-------- Stored rows

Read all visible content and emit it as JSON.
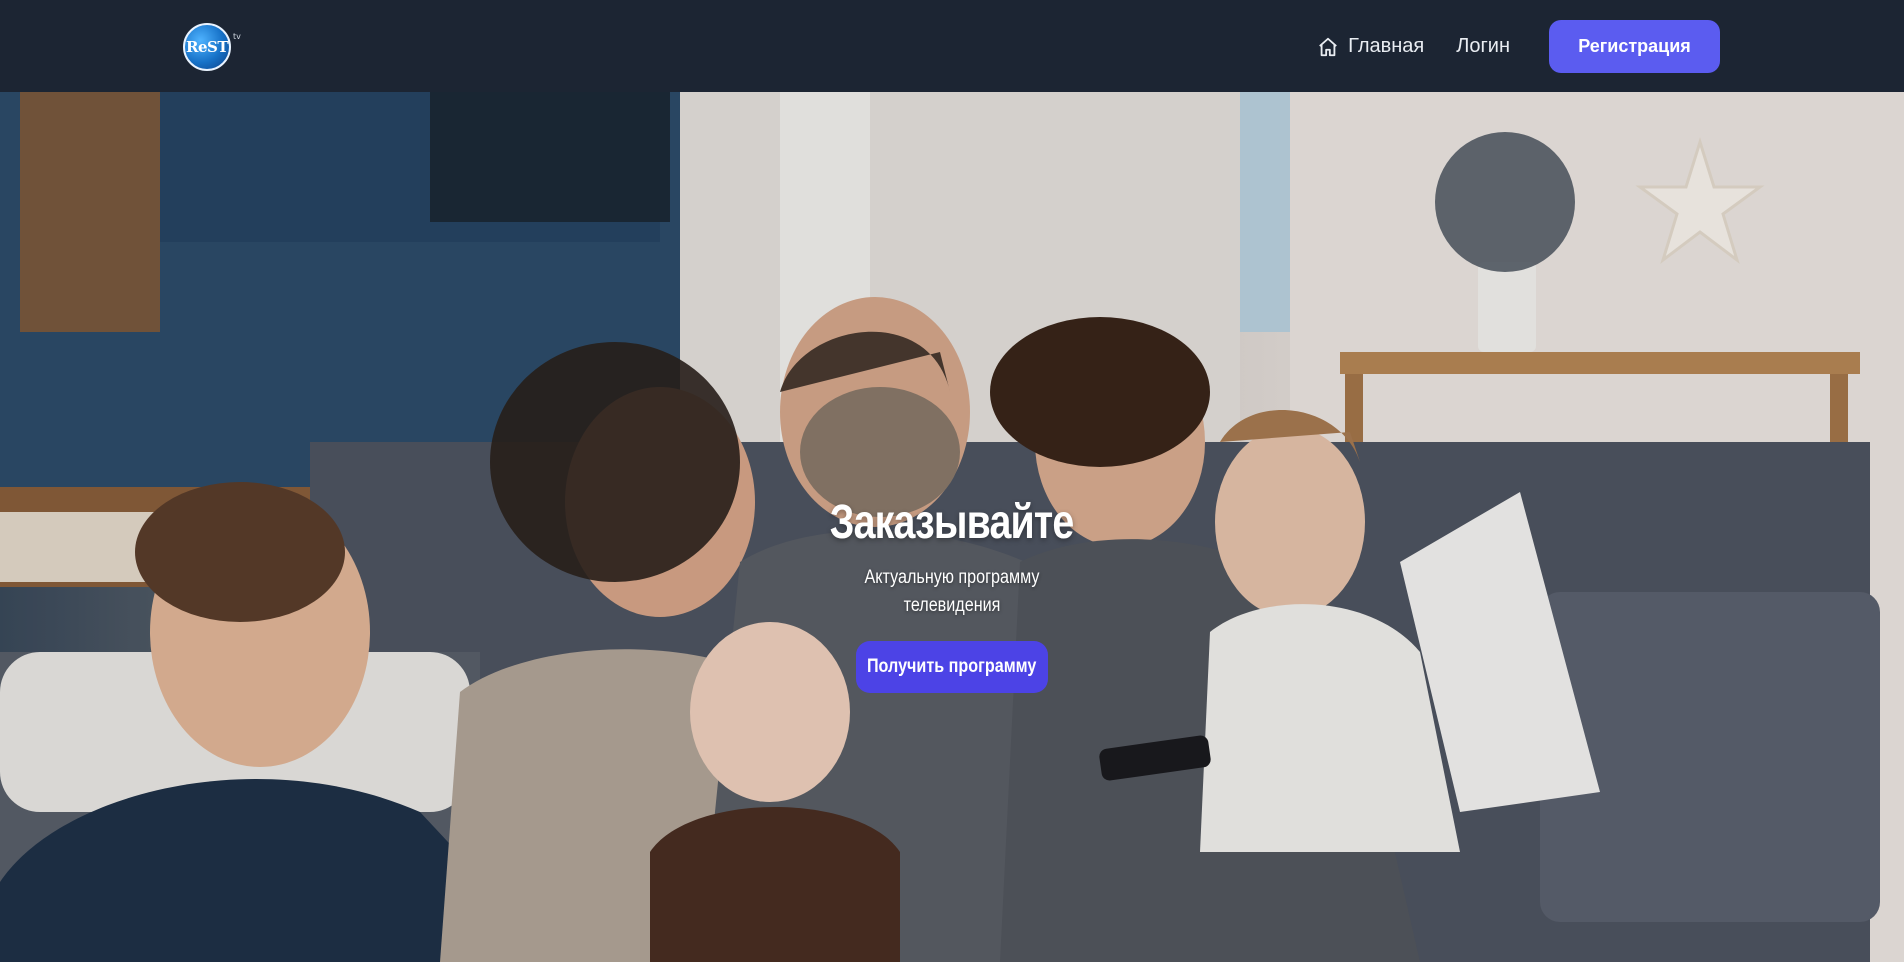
{
  "header": {
    "logo_text": "ReST",
    "logo_suffix": "tv",
    "nav": {
      "home_label": "Главная",
      "login_label": "Логин",
      "register_label": "Регистрация"
    }
  },
  "hero": {
    "title": "Заказывайте",
    "subtitle": "Актуальную программу телевидения",
    "cta_label": "Получить программу"
  },
  "colors": {
    "header_bg": "#1c2533",
    "accent": "#5b5cf0",
    "cta": "#4c43e6",
    "text_light": "#e9edf2"
  },
  "icons": {
    "home": "home-icon",
    "logo": "rest-tv-logo"
  }
}
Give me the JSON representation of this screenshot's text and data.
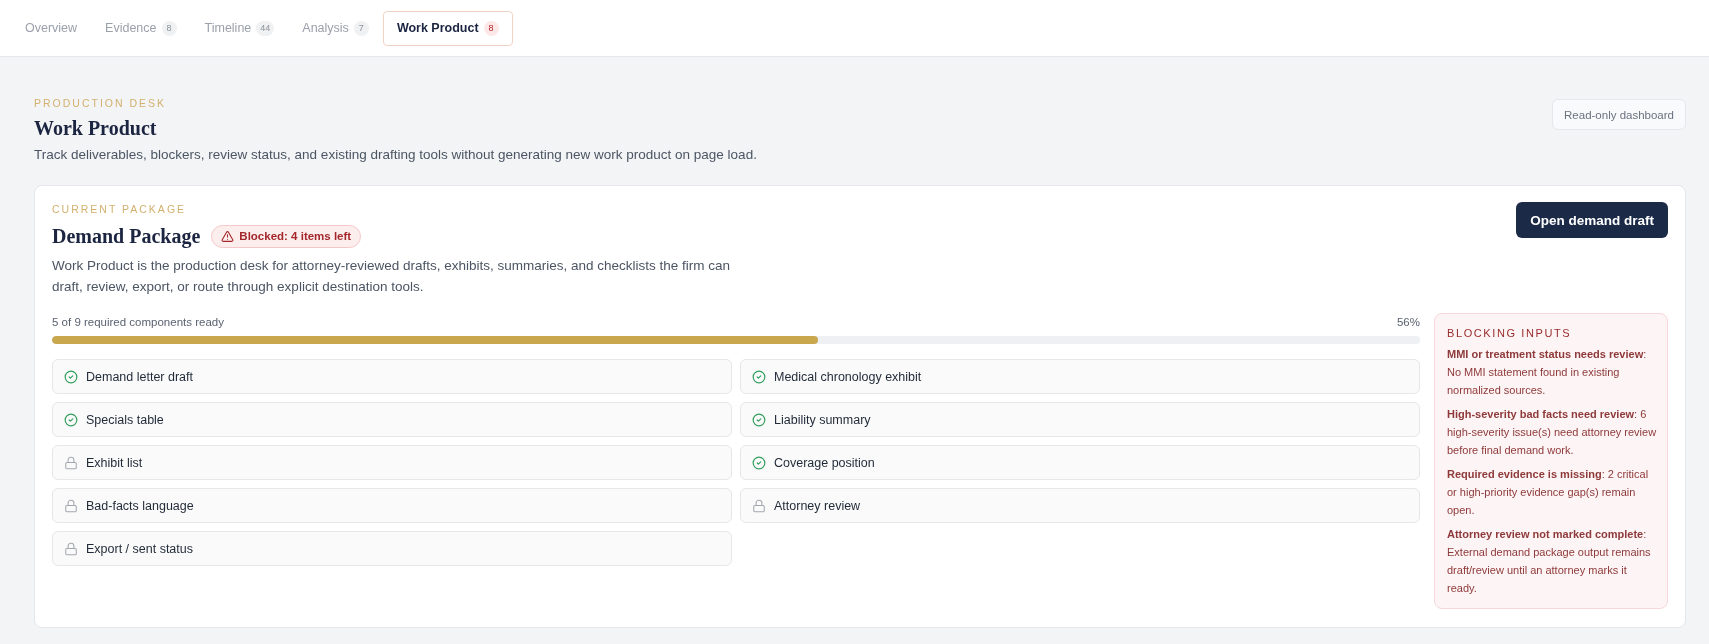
{
  "tabs": [
    {
      "label": "Overview",
      "selected": false
    },
    {
      "label": "Evidence",
      "count": "8",
      "selected": false
    },
    {
      "label": "Timeline",
      "count": "44",
      "selected": false
    },
    {
      "label": "Analysis",
      "count": "7",
      "selected": false
    },
    {
      "label": "Work Product",
      "count": "8",
      "selected": true
    }
  ],
  "header": {
    "eyebrow": "PRODUCTION DESK",
    "title": "Work Product",
    "subtitle": "Track deliverables, blockers, review status, and existing drafting tools without generating new work product on page load.",
    "mode_label": "Read-only dashboard"
  },
  "package": {
    "eyebrow": "CURRENT PACKAGE",
    "title": "Demand Package",
    "status": {
      "label": "Blocked: 4 items left"
    },
    "description": "Work Product is the production desk for attorney-reviewed drafts, exhibits, summaries, and checklists the firm can draft, review, export, or route through explicit destination tools.",
    "action": "Open demand draft",
    "progress": {
      "label": "5 of 9 required components ready",
      "reading": "56%",
      "level": 0.56
    },
    "components": [
      {
        "label": "Demand letter draft",
        "ready": true
      },
      {
        "label": "Medical chronology exhibit",
        "ready": true
      },
      {
        "label": "Specials table",
        "ready": true
      },
      {
        "label": "Liability summary",
        "ready": true
      },
      {
        "label": "Exhibit list",
        "ready": false
      },
      {
        "label": "Coverage position",
        "ready": true
      },
      {
        "label": "Bad-facts language",
        "ready": false
      },
      {
        "label": "Attorney review",
        "ready": false
      },
      {
        "label": "Export / sent status",
        "ready": false
      }
    ],
    "blocking": {
      "title": "BLOCKING INPUTS",
      "items": [
        "**MMI or treatment status needs review**: No MMI statement found in existing normalized sources.",
        "**High-severity bad facts need review**: 6 high-severity issue(s) need attorney review before final demand work.",
        "**Required evidence is missing**: 2 critical or high-priority evidence gap(s) remain open.",
        "**Attorney review not marked complete**: External demand package output remains draft/review until an attorney marks it ready."
      ]
    }
  }
}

----------------

Repeat the data exactly, without the pictures.

Solution>
Read all visible content and emit it as JSON.
{
  "header": {
    "logo_text": "ReST",
    "logo_suffix": "tv",
    "nav": {
      "home_label": "Главная",
      "login_label": "Логин",
      "register_label": "Регистрация"
    }
  },
  "hero": {
    "title": "Заказывайте",
    "subtitle": "Актуальную программу телевидения",
    "cta_label": "Получить программу"
  },
  "colors": {
    "header_bg": "#1c2533",
    "accent": "#5b5cf0",
    "cta": "#4c43e6",
    "text_light": "#e9edf2"
  },
  "icons": {
    "home": "home-icon",
    "logo": "rest-tv-logo"
  }
}
Give me the JSON representation of this screenshot's text and data.
{
  "tabs": [
    {
      "label": "Overview",
      "selected": false
    },
    {
      "label": "Evidence",
      "count": "8",
      "selected": false
    },
    {
      "label": "Timeline",
      "count": "44",
      "selected": false
    },
    {
      "label": "Analysis",
      "count": "7",
      "selected": false
    },
    {
      "label": "Work Product",
      "count": "8",
      "selected": true
    }
  ],
  "header": {
    "eyebrow": "PRODUCTION DESK",
    "title": "Work Product",
    "subtitle": "Track deliverables, blockers, review status, and existing drafting tools without generating new work product on page load.",
    "mode_label": "Read-only dashboard"
  },
  "package": {
    "eyebrow": "CURRENT PACKAGE",
    "title": "Demand Package",
    "status": {
      "label": "Blocked: 4 items left"
    },
    "description": "Work Product is the production desk for attorney-reviewed drafts, exhibits, summaries, and checklists the firm can draft, review, export, or route through explicit destination tools.",
    "action": "Open demand draft",
    "progress": {
      "label": "5 of 9 required components ready",
      "reading": "56%",
      "level": 0.56
    },
    "components": [
      {
        "label": "Demand letter draft",
        "ready": true
      },
      {
        "label": "Medical chronology exhibit",
        "ready": true
      },
      {
        "label": "Specials table",
        "ready": true
      },
      {
        "label": "Liability summary",
        "ready": true
      },
      {
        "label": "Exhibit list",
        "ready": false
      },
      {
        "label": "Coverage position",
        "ready": true
      },
      {
        "label": "Bad-facts language",
        "ready": false
      },
      {
        "label": "Attorney review",
        "ready": false
      },
      {
        "label": "Export / sent status",
        "ready": false
      }
    ],
    "blocking": {
      "title": "BLOCKING INPUTS",
      "items": [
        "**MMI or treatment status needs review**: No MMI statement found in existing normalized sources.",
        "**High-severity bad facts need review**: 6 high-severity issue(s) need attorney review before final demand work.",
        "**Required evidence is missing**: 2 critical or high-priority evidence gap(s) remain open.",
        "**Attorney review not marked complete**: External demand package output remains draft/review until an attorney marks it ready."
      ]
    }
  }
}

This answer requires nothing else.